**BRIEF**
Pick up the SolarEdge earnings write-up where it ends and keep writing it.

**SOURCE DOCUMENT**
▬▬▬▬▬▬▬▬▬▬

SolarEdge faces ongoing risks from macroeconomic uncertainty, including sluggish European demand, volatile tariffs, and currency fluctuations (notably the strengthening Israeli shekel). The AI data center initiative, while compelling, is subject to long qualification cycles and uncertain timing. Execution risk remains around the Nexus rollout, competitive pricing dynamics, and maintaining compliance with evolving U.S. content regulations. Any misstep in product delivery, supply chain, or market focus could delay the path to EBIT profitability.

Forward Outlook

For Q1 2026, SolarEdge guided to:

  • Revenue between $290 million and $320 million, reflecting better-than-normal seasonality.
  • Non-GAAP gross margin of 20 to 24 percent.
  • Operating expenses of $88 to $93 million, with currency headwinds partially offset by portfolio optimization.

For full-year 2026, management did not provide explicit guidance but highlighted:

  • Continued positive free cash flow, at least for Q1, with working capital investments supporting growth.
  • Margin support from U.S. manufacturing, 45X credits, and Nexus platform efficiencies.

Management cited several drivers for 2026:

  • Share gains in U.S. residential and CNI, leveraging TPO (third-party ownership) relationships and domestic content advantages.
  • European growth as channel inventory normalizes and new products launch, despite overall market sluggishness.

Takeaways

SolarEdge’s Q4 results validate the operational turnaround, with margin and cash flow recovery providing a foundation for renewed growth. The company’s disciplined market focus, portfolio streamlining, and Nexus innovation are tangible levers for further share gains and profitability in 2026.

  • Margin and Cash Flow Inflection: Five quarters of margin expansion and three of four quarters with positive free cash flow signal a sustainable turnaround underway.
  • Strategic Growth Bets: Nexus and AI data center initiatives are set to unlock new addressable markets, with early customer feedback and ecosystem engagement showing promise.

▬▬▬▬▬▬▬▬▬▬

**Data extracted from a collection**
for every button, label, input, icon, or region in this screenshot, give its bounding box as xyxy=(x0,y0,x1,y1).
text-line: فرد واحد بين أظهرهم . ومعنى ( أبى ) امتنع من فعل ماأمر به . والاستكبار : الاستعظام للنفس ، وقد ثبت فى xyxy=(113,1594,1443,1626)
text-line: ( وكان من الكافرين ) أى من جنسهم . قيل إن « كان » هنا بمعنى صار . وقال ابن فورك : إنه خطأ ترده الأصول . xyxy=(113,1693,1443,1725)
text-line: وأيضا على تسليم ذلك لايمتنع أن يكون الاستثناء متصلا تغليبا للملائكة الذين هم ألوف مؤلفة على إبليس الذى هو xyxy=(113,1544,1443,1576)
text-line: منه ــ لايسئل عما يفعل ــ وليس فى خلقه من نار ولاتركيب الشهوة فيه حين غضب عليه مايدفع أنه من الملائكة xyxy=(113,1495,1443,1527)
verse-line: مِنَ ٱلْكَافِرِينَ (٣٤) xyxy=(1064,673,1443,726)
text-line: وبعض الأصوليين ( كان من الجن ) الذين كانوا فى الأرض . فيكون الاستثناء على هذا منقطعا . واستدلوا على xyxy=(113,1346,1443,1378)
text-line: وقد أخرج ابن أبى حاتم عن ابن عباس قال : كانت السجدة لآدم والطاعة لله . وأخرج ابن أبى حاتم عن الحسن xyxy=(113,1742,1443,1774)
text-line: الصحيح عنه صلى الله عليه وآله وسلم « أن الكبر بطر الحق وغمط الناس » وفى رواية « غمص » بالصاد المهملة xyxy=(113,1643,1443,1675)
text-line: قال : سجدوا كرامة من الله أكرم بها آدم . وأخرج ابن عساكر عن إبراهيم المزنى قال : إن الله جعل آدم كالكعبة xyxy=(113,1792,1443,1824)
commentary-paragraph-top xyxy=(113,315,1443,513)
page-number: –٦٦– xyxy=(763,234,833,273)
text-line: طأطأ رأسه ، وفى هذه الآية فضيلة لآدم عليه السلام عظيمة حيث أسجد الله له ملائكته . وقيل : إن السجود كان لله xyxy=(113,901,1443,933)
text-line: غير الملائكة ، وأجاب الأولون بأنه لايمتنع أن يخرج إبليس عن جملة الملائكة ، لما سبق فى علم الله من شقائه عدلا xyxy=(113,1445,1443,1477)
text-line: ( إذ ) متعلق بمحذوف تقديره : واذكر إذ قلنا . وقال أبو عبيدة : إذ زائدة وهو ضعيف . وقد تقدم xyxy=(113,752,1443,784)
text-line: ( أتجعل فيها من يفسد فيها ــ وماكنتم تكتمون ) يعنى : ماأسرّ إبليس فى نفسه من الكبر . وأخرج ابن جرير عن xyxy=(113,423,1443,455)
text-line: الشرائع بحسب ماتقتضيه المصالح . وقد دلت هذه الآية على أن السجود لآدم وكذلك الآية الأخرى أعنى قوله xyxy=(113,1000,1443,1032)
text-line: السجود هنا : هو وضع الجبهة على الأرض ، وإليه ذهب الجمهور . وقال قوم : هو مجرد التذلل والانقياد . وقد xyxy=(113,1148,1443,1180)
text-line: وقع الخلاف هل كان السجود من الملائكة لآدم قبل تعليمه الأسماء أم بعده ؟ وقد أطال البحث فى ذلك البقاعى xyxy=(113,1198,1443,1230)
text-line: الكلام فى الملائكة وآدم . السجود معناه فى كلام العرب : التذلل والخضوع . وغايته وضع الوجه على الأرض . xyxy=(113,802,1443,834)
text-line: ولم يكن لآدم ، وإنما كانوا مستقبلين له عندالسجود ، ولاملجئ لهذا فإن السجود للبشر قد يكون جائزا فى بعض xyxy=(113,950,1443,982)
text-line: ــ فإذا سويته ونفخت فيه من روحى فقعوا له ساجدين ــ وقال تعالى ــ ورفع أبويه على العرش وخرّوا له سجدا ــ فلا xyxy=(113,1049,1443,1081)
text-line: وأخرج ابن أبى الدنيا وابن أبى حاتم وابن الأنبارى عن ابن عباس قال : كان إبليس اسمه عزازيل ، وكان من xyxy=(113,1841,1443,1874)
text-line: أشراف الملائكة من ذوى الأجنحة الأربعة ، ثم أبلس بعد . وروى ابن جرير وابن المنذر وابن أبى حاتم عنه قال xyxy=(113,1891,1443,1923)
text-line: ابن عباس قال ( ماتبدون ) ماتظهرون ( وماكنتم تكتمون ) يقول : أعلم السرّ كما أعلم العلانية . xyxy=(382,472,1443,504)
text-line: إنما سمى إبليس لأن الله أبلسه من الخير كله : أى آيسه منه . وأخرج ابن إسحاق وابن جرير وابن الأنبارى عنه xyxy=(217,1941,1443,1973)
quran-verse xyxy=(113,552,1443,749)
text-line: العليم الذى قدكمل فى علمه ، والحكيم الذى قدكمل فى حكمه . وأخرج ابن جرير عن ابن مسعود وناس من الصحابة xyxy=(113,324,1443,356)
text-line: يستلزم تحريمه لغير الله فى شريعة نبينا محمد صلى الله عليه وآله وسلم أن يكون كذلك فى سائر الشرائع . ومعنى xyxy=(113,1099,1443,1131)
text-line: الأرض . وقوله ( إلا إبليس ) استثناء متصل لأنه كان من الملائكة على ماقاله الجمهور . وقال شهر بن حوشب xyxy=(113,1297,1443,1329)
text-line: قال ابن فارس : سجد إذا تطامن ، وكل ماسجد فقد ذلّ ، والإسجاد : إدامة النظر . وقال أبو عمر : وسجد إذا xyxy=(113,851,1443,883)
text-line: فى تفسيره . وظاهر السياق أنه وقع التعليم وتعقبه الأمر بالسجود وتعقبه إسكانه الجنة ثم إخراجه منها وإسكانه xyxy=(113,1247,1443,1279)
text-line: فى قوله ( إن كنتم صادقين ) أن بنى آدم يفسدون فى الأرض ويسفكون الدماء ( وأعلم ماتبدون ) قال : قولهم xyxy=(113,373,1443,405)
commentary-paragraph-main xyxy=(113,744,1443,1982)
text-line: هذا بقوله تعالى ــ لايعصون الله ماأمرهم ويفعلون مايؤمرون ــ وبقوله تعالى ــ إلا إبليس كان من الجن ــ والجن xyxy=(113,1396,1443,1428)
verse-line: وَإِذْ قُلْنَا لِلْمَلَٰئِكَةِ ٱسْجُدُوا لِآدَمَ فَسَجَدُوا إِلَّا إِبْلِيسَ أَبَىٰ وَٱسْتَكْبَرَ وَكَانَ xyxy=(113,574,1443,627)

▬▬▬▬▬▬▬▬▬▬

**RESPONSE**
  • Watch for Execution on New Platforms: Investors should monitor Nexus adoption, market share gains in key geographies, and progress on AI power solutions as key catalysts for valuation re-rating.

Conclusion

SolarEdge has shifted from stabilization to targeted growth, with a clear roadmap for margin expansion, operational leverage, and strategic innovation. Continued execution on Nexus, disciplined capital allocation, and early traction in AI power will determine the pace and durability of the company’s return to profitable growth in 2026.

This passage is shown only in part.